**Description of the task:** Copy out the data below. Leave nothing out and alter nothing.

**Records shown:**
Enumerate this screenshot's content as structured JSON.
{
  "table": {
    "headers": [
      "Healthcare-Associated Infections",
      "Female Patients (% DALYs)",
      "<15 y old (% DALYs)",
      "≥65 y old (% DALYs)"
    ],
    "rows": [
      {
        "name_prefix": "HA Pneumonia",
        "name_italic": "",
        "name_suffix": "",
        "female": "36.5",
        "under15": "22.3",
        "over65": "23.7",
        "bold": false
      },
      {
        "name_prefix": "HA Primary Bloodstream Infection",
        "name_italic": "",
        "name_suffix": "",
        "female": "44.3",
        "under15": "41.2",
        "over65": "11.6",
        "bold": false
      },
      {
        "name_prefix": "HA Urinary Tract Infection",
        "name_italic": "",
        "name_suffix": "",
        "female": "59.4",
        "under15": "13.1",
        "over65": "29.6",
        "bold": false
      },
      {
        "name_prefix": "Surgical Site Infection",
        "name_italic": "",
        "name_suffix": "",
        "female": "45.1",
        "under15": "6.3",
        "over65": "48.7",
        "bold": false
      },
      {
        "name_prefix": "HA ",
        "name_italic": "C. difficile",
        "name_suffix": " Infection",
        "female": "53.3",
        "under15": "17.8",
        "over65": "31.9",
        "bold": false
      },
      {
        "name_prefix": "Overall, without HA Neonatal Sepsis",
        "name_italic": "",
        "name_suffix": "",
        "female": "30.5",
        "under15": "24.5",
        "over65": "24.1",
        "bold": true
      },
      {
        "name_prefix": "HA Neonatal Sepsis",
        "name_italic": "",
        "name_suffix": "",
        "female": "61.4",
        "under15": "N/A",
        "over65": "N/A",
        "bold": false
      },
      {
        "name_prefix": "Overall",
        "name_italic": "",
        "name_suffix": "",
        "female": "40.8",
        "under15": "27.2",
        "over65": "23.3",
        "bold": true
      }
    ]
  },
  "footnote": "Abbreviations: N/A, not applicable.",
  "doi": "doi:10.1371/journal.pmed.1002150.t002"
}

**The completed task:**
Enumerate this screenshot's content as structured JSON.
{
  "table": {
    "headers": [
      "Healthcare-Associated Infections",
      "Female Patients (% DALYs)",
      "<15 y old (% DALYs)",
      "≥65 y old (% DALYs)"
    ],
    "rows": [
      {
        "name_prefix": "HA Pneumonia",
        "name_italic": "",
        "name_suffix": "",
        "female": "36.5",
        "under15": "22.3",
        "over65": "23.7",
        "bold": false
      },
      {
        "name_prefix": "HA Primary Bloodstream Infection",
        "name_italic": "",
        "name_suffix": "",
        "female": "44.3",
        "under15": "41.2",
        "over65": "11.6",
        "bold": false
      },
      {
        "name_prefix": "HA Urinary Tract Infection",
        "name_italic": "",
        "name_suffix": "",
        "female": "59.4",
        "under15": "13.1",
        "over65": "29.6",
        "bold": false
      },
      {
        "name_prefix": "Surgical Site Infection",
        "name_italic": "",
        "name_suffix": "",
        "female": "45.1",
        "under15": "6.3",
        "over65": "48.7",
        "bold": false
      },
      {
        "name_prefix": "HA ",
        "name_italic": "C. difficile",
        "name_suffix": " Infection",
        "female": "53.3",
        "under15": "17.8",
        "over65": "31.9",
        "bold": false
      },
      {
        "name_prefix": "Overall, without HA Neonatal Sepsis",
        "name_italic": "",
        "name_suffix": "",
        "female": "30.5",
        "under15": "24.5",
        "over65": "24.1",
        "bold": true
      },
      {
        "name_prefix": "HA Neonatal Sepsis",
        "name_italic": "",
        "name_suffix": "",
        "female": "61.4",
        "under15": "N/A",
        "over65": "N/A",
        "bold": false
      },
      {
        "name_prefix": "Overall",
        "name_italic": "",
        "name_suffix": "",
        "female": "40.8",
        "under15": "27.2",
        "over65": "23.3",
        "bold": true
      }
    ]
  },
  "footnote": "Abbreviations: N/A, not applicable.",
  "doi": "doi:10.1371/journal.pmed.1002150.t002"
}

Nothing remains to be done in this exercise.